Transcribe the material in full, exactly as written.

--- Start of Provided entries ---

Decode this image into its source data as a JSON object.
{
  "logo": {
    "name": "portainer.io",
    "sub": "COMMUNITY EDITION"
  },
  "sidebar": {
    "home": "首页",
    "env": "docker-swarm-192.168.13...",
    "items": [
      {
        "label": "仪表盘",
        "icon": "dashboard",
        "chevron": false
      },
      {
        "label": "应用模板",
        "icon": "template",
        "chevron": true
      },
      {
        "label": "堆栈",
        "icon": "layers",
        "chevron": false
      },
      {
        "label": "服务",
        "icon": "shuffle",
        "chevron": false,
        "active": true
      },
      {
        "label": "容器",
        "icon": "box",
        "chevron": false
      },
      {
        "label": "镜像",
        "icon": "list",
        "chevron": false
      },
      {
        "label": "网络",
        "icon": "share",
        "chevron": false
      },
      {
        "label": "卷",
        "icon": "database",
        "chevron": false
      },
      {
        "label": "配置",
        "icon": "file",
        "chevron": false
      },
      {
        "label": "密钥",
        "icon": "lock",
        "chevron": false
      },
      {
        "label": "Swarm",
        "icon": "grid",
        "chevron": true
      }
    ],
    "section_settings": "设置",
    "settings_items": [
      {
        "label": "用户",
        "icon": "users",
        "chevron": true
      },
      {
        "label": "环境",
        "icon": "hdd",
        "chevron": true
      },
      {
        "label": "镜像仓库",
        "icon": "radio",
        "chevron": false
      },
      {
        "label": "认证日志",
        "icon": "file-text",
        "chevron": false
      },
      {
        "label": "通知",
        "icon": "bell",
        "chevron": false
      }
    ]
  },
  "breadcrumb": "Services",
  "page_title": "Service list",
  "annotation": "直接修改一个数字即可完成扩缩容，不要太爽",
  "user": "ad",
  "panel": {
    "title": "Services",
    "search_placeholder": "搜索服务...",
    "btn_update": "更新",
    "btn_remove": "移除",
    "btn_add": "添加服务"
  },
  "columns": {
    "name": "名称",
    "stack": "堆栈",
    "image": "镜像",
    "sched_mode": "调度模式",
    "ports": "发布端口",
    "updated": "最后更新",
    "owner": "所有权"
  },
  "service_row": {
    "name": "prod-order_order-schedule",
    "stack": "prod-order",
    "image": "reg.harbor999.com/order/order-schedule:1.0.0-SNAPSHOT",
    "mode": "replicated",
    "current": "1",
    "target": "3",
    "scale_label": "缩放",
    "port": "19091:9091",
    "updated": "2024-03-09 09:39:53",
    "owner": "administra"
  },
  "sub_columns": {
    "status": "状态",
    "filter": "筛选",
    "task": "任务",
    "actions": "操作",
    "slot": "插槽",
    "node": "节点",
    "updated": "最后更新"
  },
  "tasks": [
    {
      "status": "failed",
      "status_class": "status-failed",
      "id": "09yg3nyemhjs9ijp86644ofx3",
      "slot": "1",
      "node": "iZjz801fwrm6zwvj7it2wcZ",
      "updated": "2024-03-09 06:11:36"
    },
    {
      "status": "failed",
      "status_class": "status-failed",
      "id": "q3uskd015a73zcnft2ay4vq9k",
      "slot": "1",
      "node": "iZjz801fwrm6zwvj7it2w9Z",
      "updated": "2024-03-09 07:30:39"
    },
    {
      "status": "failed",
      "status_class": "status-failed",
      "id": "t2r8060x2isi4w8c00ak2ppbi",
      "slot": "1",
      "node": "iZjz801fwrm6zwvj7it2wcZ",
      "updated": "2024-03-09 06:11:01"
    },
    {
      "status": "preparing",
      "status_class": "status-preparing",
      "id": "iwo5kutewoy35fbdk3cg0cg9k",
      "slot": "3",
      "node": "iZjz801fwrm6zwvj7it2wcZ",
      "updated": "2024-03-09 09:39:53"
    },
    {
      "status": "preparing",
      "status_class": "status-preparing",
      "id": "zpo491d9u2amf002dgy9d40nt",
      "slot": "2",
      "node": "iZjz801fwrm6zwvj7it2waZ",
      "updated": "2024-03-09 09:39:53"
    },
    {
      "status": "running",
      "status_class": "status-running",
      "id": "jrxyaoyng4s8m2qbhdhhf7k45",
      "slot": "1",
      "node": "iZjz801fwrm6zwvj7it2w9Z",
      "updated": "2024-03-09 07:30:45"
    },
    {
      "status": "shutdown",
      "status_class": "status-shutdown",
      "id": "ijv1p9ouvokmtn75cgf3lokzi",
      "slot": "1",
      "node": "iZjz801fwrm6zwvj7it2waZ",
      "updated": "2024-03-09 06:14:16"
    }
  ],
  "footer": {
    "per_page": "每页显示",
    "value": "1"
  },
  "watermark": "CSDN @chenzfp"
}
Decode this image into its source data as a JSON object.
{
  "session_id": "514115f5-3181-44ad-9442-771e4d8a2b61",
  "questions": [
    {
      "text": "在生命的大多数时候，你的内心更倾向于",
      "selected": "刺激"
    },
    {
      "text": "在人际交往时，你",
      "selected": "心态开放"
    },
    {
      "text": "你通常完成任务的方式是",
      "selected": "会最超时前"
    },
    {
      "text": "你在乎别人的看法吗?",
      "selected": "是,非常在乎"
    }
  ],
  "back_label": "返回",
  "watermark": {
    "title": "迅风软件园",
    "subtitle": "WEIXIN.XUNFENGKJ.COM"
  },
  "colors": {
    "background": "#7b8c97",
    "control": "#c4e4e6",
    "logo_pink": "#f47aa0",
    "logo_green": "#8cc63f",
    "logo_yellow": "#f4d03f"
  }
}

--- End of Provided entries ---

### Written solution
Decode this image into its source data as a JSON object.
{
  "logo": {
    "name": "portainer.io",
    "sub": "COMMUNITY EDITION"
  },
  "sidebar": {
    "home": "首页",
    "env": "docker-swarm-192.168.13...",
    "items": [
      {
        "label": "仪表盘",
        "icon": "dashboard",
        "chevron": false
      },
      {
        "label": "应用模板",
        "icon": "template",
        "chevron": true
      },
      {
        "label": "堆栈",
        "icon": "layers",
        "chevron": false
      },
      {
        "label": "服务",
        "icon": "shuffle",
        "chevron": false,
        "active": true
      },
      {
        "label": "容器",
        "icon": "box",
        "chevron": false
      },
      {
        "label": "镜像",
        "icon": "list",
        "chevron": false
      },
      {
        "label": "网络",
        "icon": "share",
        "chevron": false
      },
      {
        "label": "卷",
        "icon": "database",
        "chevron": false
      },
      {
        "label": "配置",
        "icon": "file",
        "chevron": false
      },
      {
        "label": "密钥",
        "icon": "lock",
        "chevron": false
      },
      {
        "label": "Swarm",
        "icon": "grid",
        "chevron": true
      }
    ],
    "section_settings": "设置",
    "settings_items": [
      {
        "label": "用户",
        "icon": "users",
        "chevron": true
      },
      {
        "label": "环境",
        "icon": "hdd",
        "chevron": true
      },
      {
        "label": "镜像仓库",
        "icon": "radio",
        "chevron": false
      },
      {
        "label": "认证日志",
        "icon": "file-text",
        "chevron": false
      },
      {
        "label": "通知",
        "icon": "bell",
        "chevron": false
      }
    ]
  },
  "breadcrumb": "Services",
  "page_title": "Service list",
  "annotation": "直接修改一个数字即可完成扩缩容，不要太爽",
  "user": "ad",
  "panel": {
    "title": "Services",
    "search_placeholder": "搜索服务...",
    "btn_update": "更新",
    "btn_remove": "移除",
    "btn_add": "添加服务"
  },
  "columns": {
    "name": "名称",
    "stack": "堆栈",
    "image": "镜像",
    "sched_mode": "调度模式",
    "ports": "发布端口",
    "updated": "最后更新",
    "owner": "所有权"
  },
  "service_row": {
    "name": "prod-order_order-schedule",
    "stack": "prod-order",
    "image": "reg.harbor999.com/order/order-schedule:1.0.0-SNAPSHOT",
    "mode": "replicated",
    "current": "1",
    "target": "3",
    "scale_label": "缩放",
    "port": "19091:9091",
    "updated": "2024-03-09 09:39:53",
    "owner": "administra"
  },
  "sub_columns": {
    "status": "状态",
    "filter": "筛选",
    "task": "任务",
    "actions": "操作",
    "slot": "插槽",
    "node": "节点",
    "updated": "最后更新"
  },
  "tasks": [
    {
      "status": "failed",
      "status_class": "status-failed",
      "id": "09yg3nyemhjs9ijp86644ofx3",
      "slot": "1",
      "node": "iZjz801fwrm6zwvj7it2wcZ",
      "updated": "2024-03-09 06:11:36"
    },
    {
      "status": "failed",
      "status_class": "status-failed",
      "id": "q3uskd015a73zcnft2ay4vq9k",
      "slot": "1",
      "node": "iZjz801fwrm6zwvj7it2w9Z",
      "updated": "2024-03-09 07:30:39"
    },
    {
      "status": "failed",
      "status_class": "status-failed",
      "id": "t2r8060x2isi4w8c00ak2ppbi",
      "slot": "1",
      "node": "iZjz801fwrm6zwvj7it2wcZ",
      "updated": "2024-03-09 06:11:01"
    },
    {
      "status": "preparing",
      "status_class": "status-preparing",
      "id": "iwo5kutewoy35fbdk3cg0cg9k",
      "slot": "3",
      "node": "iZjz801fwrm6zwvj7it2wcZ",
      "updated": "2024-03-09 09:39:53"
    },
    {
      "status": "preparing",
      "status_class": "status-preparing",
      "id": "zpo491d9u2amf002dgy9d40nt",
      "slot": "2",
      "node": "iZjz801fwrm6zwvj7it2waZ",
      "updated": "2024-03-09 09:39:53"
    },
    {
      "status": "running",
      "status_class": "status-running",
      "id": "jrxyaoyng4s8m2qbhdhhf7k45",
      "slot": "1",
      "node": "iZjz801fwrm6zwvj7it2w9Z",
      "updated": "2024-03-09 07:30:45"
    },
    {
      "status": "shutdown",
      "status_class": "status-shutdown",
      "id": "ijv1p9ouvokmtn75cgf3lokzi",
      "slot": "1",
      "node": "iZjz801fwrm6zwvj7it2waZ",
      "updated": "2024-03-09 06:14:16"
    }
  ],
  "footer": {
    "per_page": "每页显示",
    "value": "1"
  },
  "watermark": "CSDN @chenzfp"
}
Decode this image into its source data as a JSON object.
{
  "session_id": "514115f5-3181-44ad-9442-771e4d8a2b61",
  "questions": [
    {
      "text": "在生命的大多数时候，你的内心更倾向于",
      "selected": "刺激"
    },
    {
      "text": "在人际交往时，你",
      "selected": "心态开放"
    },
    {
      "text": "你通常完成任务的方式是",
      "selected": "会最超时前"
    },
    {
      "text": "你在乎别人的看法吗?",
      "selected": "是,非常在乎"
    }
  ],
  "back_label": "返回",
  "watermark": {
    "title": "迅风软件园",
    "subtitle": "WEIXIN.XUNFENGKJ.COM"
  },
  "colors": {
    "background": "#7b8c97",
    "control": "#c4e4e6",
    "logo_pink": "#f47aa0",
    "logo_green": "#8cc63f",
    "logo_yellow": "#f4d03f"
  }
}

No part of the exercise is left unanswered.